[Data entries for graphics]

— Begin —

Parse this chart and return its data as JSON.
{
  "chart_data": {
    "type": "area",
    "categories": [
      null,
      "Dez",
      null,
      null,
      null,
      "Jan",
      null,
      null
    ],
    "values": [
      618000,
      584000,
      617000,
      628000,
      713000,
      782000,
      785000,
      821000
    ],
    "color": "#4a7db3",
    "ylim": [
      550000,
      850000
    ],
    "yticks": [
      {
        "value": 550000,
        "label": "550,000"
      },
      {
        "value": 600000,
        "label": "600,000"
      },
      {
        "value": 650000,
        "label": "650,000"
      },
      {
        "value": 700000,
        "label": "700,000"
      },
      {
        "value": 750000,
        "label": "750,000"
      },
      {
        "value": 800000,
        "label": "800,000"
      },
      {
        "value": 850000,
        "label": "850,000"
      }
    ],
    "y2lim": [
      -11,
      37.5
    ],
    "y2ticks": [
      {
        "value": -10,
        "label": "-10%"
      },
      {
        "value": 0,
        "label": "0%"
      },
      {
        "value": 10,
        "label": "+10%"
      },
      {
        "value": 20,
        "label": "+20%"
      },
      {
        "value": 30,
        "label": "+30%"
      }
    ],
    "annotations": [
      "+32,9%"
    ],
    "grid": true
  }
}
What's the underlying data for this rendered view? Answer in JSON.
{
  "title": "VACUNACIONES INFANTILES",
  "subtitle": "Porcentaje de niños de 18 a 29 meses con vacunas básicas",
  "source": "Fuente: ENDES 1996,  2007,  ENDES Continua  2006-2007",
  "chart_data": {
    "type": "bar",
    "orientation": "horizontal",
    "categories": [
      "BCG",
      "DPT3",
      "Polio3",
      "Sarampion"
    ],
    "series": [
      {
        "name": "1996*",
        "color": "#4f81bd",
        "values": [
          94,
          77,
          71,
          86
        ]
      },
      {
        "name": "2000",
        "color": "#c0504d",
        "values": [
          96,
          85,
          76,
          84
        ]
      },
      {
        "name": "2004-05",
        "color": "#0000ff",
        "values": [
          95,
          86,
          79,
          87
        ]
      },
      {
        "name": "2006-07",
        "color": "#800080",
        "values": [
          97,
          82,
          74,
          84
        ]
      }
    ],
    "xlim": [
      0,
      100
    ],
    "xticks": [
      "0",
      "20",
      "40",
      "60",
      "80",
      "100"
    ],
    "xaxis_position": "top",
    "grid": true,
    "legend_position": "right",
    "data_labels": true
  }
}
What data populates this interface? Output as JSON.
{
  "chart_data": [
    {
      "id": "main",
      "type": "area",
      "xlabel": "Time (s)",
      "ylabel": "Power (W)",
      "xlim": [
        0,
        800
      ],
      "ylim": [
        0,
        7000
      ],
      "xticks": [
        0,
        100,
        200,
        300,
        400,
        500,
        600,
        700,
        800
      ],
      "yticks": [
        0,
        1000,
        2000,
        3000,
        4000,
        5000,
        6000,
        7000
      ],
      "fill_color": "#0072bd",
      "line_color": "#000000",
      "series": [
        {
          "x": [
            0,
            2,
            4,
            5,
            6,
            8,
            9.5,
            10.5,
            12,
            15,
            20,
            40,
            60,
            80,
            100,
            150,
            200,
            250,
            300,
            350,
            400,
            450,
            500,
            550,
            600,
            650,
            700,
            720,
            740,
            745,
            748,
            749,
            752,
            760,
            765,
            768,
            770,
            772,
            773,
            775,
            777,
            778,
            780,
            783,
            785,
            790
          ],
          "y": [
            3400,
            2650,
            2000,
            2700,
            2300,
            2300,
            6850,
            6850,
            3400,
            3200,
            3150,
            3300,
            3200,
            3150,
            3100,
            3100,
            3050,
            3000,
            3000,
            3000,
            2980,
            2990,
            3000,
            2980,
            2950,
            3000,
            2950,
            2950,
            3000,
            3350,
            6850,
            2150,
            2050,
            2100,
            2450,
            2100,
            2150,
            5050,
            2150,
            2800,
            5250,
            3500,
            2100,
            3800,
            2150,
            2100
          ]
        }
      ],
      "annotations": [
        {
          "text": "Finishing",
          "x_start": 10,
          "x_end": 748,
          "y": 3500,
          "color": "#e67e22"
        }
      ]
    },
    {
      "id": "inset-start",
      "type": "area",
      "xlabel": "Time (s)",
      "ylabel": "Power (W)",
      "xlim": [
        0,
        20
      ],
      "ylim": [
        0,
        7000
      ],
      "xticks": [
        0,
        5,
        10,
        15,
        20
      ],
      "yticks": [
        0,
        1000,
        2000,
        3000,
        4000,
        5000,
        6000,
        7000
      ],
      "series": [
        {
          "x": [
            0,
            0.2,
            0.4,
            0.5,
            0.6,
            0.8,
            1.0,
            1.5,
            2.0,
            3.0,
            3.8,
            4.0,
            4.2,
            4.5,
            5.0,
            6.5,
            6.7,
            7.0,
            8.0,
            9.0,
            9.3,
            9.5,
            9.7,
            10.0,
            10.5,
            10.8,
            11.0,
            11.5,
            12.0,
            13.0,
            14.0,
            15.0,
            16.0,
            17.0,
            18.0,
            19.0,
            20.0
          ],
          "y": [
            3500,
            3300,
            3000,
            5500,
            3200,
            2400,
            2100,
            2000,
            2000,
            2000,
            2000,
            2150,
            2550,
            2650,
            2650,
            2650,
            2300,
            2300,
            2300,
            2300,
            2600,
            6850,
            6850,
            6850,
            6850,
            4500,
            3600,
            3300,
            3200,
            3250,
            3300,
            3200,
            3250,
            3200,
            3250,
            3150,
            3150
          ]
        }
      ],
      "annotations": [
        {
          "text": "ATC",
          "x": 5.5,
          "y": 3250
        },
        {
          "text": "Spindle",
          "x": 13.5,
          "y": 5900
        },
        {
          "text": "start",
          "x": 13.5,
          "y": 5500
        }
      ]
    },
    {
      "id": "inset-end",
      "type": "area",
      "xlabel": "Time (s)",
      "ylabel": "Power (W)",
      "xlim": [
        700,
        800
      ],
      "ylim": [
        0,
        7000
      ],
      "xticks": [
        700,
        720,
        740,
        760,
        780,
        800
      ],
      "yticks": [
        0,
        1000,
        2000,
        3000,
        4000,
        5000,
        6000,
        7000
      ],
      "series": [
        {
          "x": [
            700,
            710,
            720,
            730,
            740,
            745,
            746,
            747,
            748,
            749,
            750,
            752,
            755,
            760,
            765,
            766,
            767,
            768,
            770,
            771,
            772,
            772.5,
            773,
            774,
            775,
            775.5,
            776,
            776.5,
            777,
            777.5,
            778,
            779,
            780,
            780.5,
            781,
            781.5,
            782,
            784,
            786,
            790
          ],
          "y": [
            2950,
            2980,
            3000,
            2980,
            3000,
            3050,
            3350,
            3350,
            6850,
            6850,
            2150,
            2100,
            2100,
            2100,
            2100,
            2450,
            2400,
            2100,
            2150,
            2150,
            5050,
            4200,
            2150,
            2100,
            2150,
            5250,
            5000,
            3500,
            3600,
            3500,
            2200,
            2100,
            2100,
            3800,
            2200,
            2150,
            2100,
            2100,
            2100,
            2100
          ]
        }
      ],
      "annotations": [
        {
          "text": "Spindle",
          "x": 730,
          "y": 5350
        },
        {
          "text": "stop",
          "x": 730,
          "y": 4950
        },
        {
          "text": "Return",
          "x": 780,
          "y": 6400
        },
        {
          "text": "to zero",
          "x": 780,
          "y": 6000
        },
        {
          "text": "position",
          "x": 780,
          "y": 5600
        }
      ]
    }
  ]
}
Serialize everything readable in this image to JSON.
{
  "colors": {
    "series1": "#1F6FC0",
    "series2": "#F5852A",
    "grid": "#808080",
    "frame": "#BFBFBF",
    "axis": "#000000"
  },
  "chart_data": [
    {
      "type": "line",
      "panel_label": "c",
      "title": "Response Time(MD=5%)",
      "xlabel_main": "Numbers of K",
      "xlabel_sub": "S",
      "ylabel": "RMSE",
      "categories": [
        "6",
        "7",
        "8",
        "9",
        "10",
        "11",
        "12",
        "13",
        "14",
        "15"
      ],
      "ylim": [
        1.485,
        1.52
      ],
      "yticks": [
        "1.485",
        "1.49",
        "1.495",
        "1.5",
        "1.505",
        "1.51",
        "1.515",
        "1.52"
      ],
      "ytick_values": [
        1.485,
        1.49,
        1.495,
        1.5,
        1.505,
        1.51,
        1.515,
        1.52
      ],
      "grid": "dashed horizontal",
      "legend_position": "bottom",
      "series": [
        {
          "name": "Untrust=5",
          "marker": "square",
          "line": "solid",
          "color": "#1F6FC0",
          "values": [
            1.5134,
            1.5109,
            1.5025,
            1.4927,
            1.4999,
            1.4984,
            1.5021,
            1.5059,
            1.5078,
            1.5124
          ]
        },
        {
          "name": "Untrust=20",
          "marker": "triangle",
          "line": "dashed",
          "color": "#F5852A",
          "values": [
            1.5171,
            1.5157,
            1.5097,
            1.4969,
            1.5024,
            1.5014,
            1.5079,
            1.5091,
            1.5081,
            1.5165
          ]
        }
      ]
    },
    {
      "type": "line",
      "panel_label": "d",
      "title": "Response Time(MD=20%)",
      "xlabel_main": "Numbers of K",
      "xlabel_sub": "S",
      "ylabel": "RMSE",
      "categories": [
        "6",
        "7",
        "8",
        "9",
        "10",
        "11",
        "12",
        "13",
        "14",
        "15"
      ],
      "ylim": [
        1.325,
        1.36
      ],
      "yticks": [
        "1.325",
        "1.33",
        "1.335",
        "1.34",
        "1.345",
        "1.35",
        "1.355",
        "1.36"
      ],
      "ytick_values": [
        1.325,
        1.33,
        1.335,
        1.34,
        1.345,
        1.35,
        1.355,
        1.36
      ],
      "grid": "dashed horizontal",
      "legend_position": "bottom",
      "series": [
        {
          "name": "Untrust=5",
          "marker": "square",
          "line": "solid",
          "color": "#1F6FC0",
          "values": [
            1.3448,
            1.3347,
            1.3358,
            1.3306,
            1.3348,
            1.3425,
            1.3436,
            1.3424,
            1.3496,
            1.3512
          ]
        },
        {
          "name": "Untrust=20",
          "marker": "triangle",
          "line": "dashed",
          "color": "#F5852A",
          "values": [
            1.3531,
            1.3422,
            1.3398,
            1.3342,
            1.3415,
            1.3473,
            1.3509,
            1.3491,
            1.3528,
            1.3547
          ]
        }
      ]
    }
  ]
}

— End —

Problem statement
Show every line from the entries above in which the word "true" appears.

Solution
    "grid": true
    "grid": true,
    "data_labels": true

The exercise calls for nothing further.